* What is being asked
Rewrite the lines below, changing every "price-axis-label" to "price-scale-label" and leaving everything else as it is.

* Data section
○ ○ ○ ○ ○ ○ ○

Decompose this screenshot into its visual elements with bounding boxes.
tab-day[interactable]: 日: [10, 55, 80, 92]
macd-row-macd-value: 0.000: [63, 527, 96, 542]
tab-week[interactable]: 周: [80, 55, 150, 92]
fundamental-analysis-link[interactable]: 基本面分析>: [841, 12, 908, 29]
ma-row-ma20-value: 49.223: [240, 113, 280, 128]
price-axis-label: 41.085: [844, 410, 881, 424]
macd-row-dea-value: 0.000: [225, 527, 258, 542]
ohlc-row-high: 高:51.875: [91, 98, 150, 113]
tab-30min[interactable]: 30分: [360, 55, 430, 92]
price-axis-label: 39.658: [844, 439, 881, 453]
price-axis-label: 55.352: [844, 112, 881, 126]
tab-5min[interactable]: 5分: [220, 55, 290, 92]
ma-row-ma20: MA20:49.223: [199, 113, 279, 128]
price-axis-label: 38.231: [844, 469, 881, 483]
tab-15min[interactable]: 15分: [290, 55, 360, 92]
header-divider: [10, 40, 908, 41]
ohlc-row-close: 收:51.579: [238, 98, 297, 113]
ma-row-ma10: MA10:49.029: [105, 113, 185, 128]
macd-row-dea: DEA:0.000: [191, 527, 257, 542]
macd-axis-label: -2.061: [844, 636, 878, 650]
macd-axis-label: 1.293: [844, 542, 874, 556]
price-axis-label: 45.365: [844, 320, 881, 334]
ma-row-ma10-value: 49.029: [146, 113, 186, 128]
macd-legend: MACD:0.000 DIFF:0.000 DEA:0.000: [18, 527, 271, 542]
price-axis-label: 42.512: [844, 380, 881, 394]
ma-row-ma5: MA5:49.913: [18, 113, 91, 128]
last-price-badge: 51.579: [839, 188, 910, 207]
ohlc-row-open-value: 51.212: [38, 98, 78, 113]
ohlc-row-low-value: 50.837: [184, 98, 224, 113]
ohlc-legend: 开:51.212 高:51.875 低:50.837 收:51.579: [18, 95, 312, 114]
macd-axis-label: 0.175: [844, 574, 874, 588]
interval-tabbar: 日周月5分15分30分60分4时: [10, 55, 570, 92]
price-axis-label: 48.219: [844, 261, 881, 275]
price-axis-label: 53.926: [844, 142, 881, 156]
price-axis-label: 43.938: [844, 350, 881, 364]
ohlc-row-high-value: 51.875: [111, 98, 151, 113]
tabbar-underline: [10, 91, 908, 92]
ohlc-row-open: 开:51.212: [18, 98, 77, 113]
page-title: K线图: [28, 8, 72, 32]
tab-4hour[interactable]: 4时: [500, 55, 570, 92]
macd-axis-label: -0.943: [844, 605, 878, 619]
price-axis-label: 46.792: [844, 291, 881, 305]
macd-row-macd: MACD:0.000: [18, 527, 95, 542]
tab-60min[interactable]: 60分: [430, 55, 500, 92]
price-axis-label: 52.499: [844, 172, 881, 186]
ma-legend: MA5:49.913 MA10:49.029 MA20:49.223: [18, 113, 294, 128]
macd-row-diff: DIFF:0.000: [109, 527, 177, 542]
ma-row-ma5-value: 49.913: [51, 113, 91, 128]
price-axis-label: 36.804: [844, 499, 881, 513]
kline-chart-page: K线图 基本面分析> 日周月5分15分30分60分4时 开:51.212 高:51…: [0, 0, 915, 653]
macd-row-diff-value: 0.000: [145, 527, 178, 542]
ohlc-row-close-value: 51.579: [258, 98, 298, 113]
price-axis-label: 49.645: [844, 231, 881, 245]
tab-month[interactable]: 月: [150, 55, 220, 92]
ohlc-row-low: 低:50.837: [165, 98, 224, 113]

○ ○ ○ ○ ○ ○ ○

* Response
Decompose this screenshot into its visual elements with bounding boxes.
tab-day[interactable]: 日: [10, 55, 80, 92]
macd-row-macd-value: 0.000: [63, 527, 96, 542]
tab-week[interactable]: 周: [80, 55, 150, 92]
fundamental-analysis-link[interactable]: 基本面分析>: [841, 12, 908, 29]
ma-row-ma20-value: 49.223: [240, 113, 280, 128]
price-scale-label: 41.085: [844, 410, 881, 424]
macd-row-dea-value: 0.000: [225, 527, 258, 542]
ohlc-row-high: 高:51.875: [91, 98, 150, 113]
tab-30min[interactable]: 30分: [360, 55, 430, 92]
price-scale-label: 39.658: [844, 439, 881, 453]
price-scale-label: 55.352: [844, 112, 881, 126]
tab-5min[interactable]: 5分: [220, 55, 290, 92]
ma-row-ma20: MA20:49.223: [199, 113, 279, 128]
price-scale-label: 38.231: [844, 469, 881, 483]
tab-15min[interactable]: 15分: [290, 55, 360, 92]
header-divider: [10, 40, 908, 41]
ohlc-row-close: 收:51.579: [238, 98, 297, 113]
ma-row-ma10: MA10:49.029: [105, 113, 185, 128]
macd-row-dea: DEA:0.000: [191, 527, 257, 542]
macd-axis-label: -2.061: [844, 636, 878, 650]
macd-axis-label: 1.293: [844, 542, 874, 556]
price-scale-label: 45.365: [844, 320, 881, 334]
ma-row-ma10-value: 49.029: [146, 113, 186, 128]
macd-legend: MACD:0.000 DIFF:0.000 DEA:0.000: [18, 527, 271, 542]
price-scale-label: 42.512: [844, 380, 881, 394]
ma-row-ma5: MA5:49.913: [18, 113, 91, 128]
last-price-badge: 51.579: [839, 188, 910, 207]
ohlc-row-open-value: 51.212: [38, 98, 78, 113]
ohlc-row-low-value: 50.837: [184, 98, 224, 113]
ohlc-legend: 开:51.212 高:51.875 低:50.837 收:51.579: [18, 95, 312, 114]
macd-axis-label: 0.175: [844, 574, 874, 588]
interval-tabbar: 日周月5分15分30分60分4时: [10, 55, 570, 92]
price-scale-label: 48.219: [844, 261, 881, 275]
price-scale-label: 53.926: [844, 142, 881, 156]
price-scale-label: 43.938: [844, 350, 881, 364]
ohlc-row-high-value: 51.875: [111, 98, 151, 113]
tabbar-underline: [10, 91, 908, 92]
ohlc-row-open: 开:51.212: [18, 98, 77, 113]
page-title: K线图: [28, 8, 72, 32]
tab-4hour[interactable]: 4时: [500, 55, 570, 92]
macd-axis-label: -0.943: [844, 605, 878, 619]
price-scale-label: 46.792: [844, 291, 881, 305]
macd-row-macd: MACD:0.000: [18, 527, 95, 542]
tab-60min[interactable]: 60分: [430, 55, 500, 92]
price-scale-label: 52.499: [844, 172, 881, 186]
ma-legend: MA5:49.913 MA10:49.029 MA20:49.223: [18, 113, 294, 128]
macd-row-diff: DIFF:0.000: [109, 527, 177, 542]
ma-row-ma5-value: 49.913: [51, 113, 91, 128]
price-scale-label: 36.804: [844, 499, 881, 513]
kline-chart-page: K线图 基本面分析> 日周月5分15分30分60分4时 开:51.212 高:51…: [0, 0, 915, 653]
macd-row-diff-value: 0.000: [145, 527, 178, 542]
ohlc-row-close-value: 51.579: [258, 98, 298, 113]
price-scale-label: 49.645: [844, 231, 881, 245]
tab-month[interactable]: 月: [150, 55, 220, 92]
ohlc-row-low: 低:50.837: [165, 98, 224, 113]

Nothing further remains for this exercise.